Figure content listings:
►
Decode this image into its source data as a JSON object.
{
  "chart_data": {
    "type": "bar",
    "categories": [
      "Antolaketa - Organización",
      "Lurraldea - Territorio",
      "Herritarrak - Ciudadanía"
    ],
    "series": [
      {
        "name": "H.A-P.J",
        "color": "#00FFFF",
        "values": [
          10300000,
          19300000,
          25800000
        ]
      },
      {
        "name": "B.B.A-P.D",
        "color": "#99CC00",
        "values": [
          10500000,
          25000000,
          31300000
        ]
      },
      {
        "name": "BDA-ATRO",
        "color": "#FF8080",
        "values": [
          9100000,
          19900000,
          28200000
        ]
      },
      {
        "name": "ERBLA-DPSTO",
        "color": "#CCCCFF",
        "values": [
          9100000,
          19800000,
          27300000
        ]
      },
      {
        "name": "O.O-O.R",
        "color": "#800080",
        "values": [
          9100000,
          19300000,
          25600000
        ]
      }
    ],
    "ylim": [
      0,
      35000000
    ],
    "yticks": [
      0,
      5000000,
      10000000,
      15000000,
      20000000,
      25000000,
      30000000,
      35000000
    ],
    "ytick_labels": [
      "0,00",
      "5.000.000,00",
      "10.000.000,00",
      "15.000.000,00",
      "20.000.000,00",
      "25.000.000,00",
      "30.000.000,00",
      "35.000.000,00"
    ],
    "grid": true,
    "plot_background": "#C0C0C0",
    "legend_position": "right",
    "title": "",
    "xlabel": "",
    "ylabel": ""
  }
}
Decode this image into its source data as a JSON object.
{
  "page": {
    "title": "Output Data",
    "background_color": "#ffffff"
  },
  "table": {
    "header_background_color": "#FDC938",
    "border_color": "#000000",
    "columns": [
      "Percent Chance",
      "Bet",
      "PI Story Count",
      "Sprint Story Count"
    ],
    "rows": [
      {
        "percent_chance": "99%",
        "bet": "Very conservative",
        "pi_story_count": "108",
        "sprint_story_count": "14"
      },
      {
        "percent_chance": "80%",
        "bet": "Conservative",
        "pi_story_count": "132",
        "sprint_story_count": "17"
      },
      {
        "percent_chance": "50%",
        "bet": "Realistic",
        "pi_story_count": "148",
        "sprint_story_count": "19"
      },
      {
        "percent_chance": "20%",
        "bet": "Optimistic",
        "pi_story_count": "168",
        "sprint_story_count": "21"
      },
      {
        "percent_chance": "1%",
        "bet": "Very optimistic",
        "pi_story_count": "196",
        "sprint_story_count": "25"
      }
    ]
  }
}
◄
Goal of the exercise:
Please reproduce the entire listing, exactly as shown.

Full solution:
Decode this image into its source data as a JSON object.
{
  "chart_data": {
    "type": "bar",
    "categories": [
      "Antolaketa - Organización",
      "Lurraldea - Territorio",
      "Herritarrak - Ciudadanía"
    ],
    "series": [
      {
        "name": "H.A-P.J",
        "color": "#00FFFF",
        "values": [
          10300000,
          19300000,
          25800000
        ]
      },
      {
        "name": "B.B.A-P.D",
        "color": "#99CC00",
        "values": [
          10500000,
          25000000,
          31300000
        ]
      },
      {
        "name": "BDA-ATRO",
        "color": "#FF8080",
        "values": [
          9100000,
          19900000,
          28200000
        ]
      },
      {
        "name": "ERBLA-DPSTO",
        "color": "#CCCCFF",
        "values": [
          9100000,
          19800000,
          27300000
        ]
      },
      {
        "name": "O.O-O.R",
        "color": "#800080",
        "values": [
          9100000,
          19300000,
          25600000
        ]
      }
    ],
    "ylim": [
      0,
      35000000
    ],
    "yticks": [
      0,
      5000000,
      10000000,
      15000000,
      20000000,
      25000000,
      30000000,
      35000000
    ],
    "ytick_labels": [
      "0,00",
      "5.000.000,00",
      "10.000.000,00",
      "15.000.000,00",
      "20.000.000,00",
      "25.000.000,00",
      "30.000.000,00",
      "35.000.000,00"
    ],
    "grid": true,
    "plot_background": "#C0C0C0",
    "legend_position": "right",
    "title": "",
    "xlabel": "",
    "ylabel": ""
  }
}
Decode this image into its source data as a JSON object.
{
  "page": {
    "title": "Output Data",
    "background_color": "#ffffff"
  },
  "table": {
    "header_background_color": "#FDC938",
    "border_color": "#000000",
    "columns": [
      "Percent Chance",
      "Bet",
      "PI Story Count",
      "Sprint Story Count"
    ],
    "rows": [
      {
        "percent_chance": "99%",
        "bet": "Very conservative",
        "pi_story_count": "108",
        "sprint_story_count": "14"
      },
      {
        "percent_chance": "80%",
        "bet": "Conservative",
        "pi_story_count": "132",
        "sprint_story_count": "17"
      },
      {
        "percent_chance": "50%",
        "bet": "Realistic",
        "pi_story_count": "148",
        "sprint_story_count": "19"
      },
      {
        "percent_chance": "20%",
        "bet": "Optimistic",
        "pi_story_count": "168",
        "sprint_story_count": "21"
      },
      {
        "percent_chance": "1%",
        "bet": "Very optimistic",
        "pi_story_count": "196",
        "sprint_story_count": "25"
      }
    ]
  }
}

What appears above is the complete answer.